* Exercise brief:
Identify and reproduce every line holding the string "this".

::: Supplied material

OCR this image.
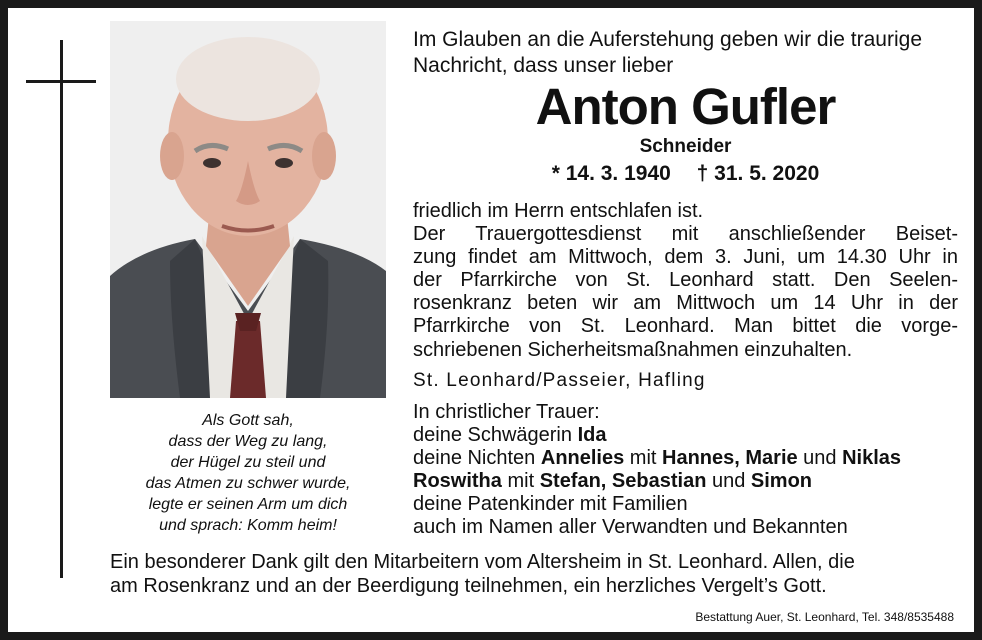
Als Gott sah,
dass der Weg zu lang,
der Hügel zu steil und
das Atmen zu schwer wurde,
legte er seinen Arm um dich
und sprach: Komm heim!
Im Glauben an die Auferstehung geben wir die traurige
Nachricht, dass unser lieber
Anton Gufler
Schneider
* 14. 3. 1940 † 31. 5. 2020
friedlich im Herrn entschlafen ist.
Der Trauergottesdienst mit anschließender Beiset-
zung findet am Mittwoch, dem 3. Juni, um 14.30 Uhr in
der Pfarrkirche von St. Leonhard statt. Den Seelen-
rosenkranz beten wir am Mittwoch um 14 Uhr in der
Pfarrkirche von St. Leonhard. Man bittet die vorge-
schriebenen Sicherheitsmaßnahmen einzuhalten.
St. Leonhard/Passeier, Hafling
In christlicher Trauer:
deine Schwägerin Ida
deine Nichten Annelies mit Hannes, Marie und Niklas
Roswitha mit Stefan, Sebastian und Simon
deine Patenkinder mit Familien
auch im Namen aller Verwandten und Bekannten
Ein besonderer Dank gilt den Mitarbeitern vom Altersheim in St. Leonhard. Allen, die
am Rosenkranz und an der Beerdigung teilnehmen, ein herzliches Vergelt’s Gott.
Bestattung Auer, St. Leonhard, Tel. 348/8535488
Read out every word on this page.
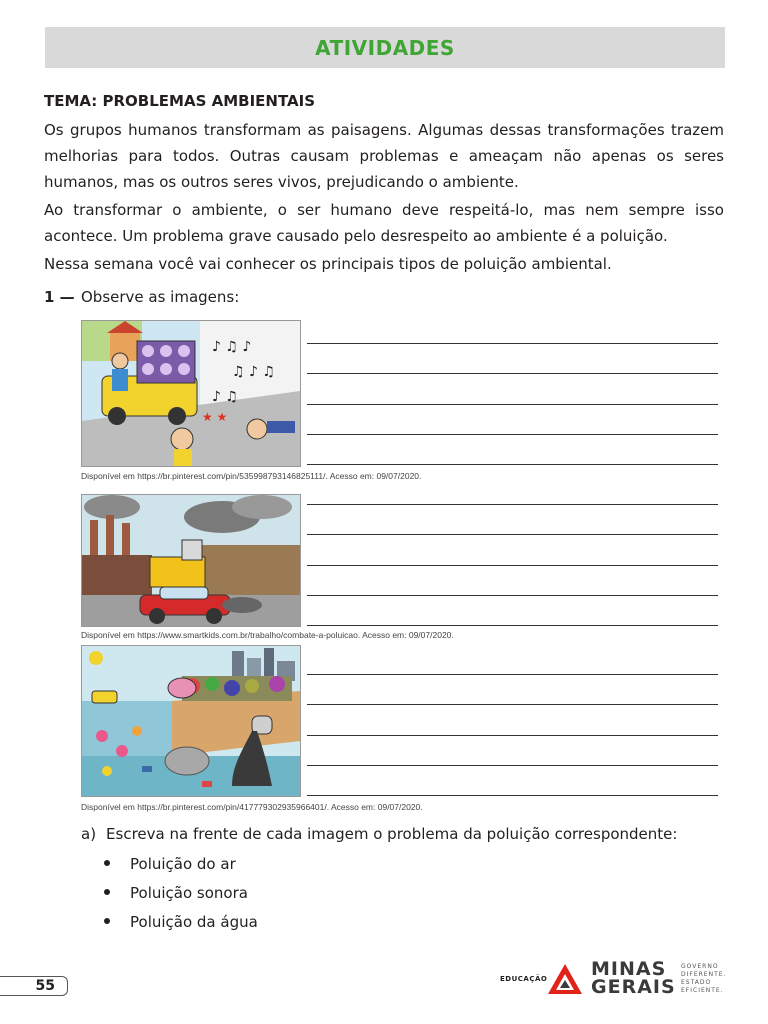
ATIVIDADES
TEMA: PROBLEMAS AMBIENTAIS
Os grupos humanos transformam as paisagens. Algumas dessas transformações trazem melhorias para todos. Outras causam problemas e ameaçam não apenas os seres humanos, mas os outros seres vivos, prejudicando o ambiente.
Ao transformar o ambiente, o ser humano deve respeitá-lo, mas nem sempre isso acontece. Um problema grave causado pelo desrespeito ao ambiente é a poluição.
Nessa semana você vai conhecer os principais tipos de poluição ambiental.
1 — Observe as imagens:
♪ ♫ ♪
♫ ♪ ♫
♪ ♫
★ ★
Disponível em https://br.pinterest.com/pin/535998793146825111/. Acesso em: 09/07/2020.
Disponível em https://www.smartkids.com.br/trabalho/combate-a-poluicao. Acesso em: 09/07/2020.
Disponível em https://br.pinterest.com/pin/417779302935966401/. Acesso em: 09/07/2020.
a) Escreva na frente de cada imagem o problema da poluição correspondente:
Poluição do ar
Poluição sonora
Poluição da água
55	EDUCAÇÃO MINAS
GERAIS
GOVERNO
DIFERENTE.
ESTADO
EFICIENTE.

::::::

* Completed exercise:
OCR this image.
Read out every word on this page.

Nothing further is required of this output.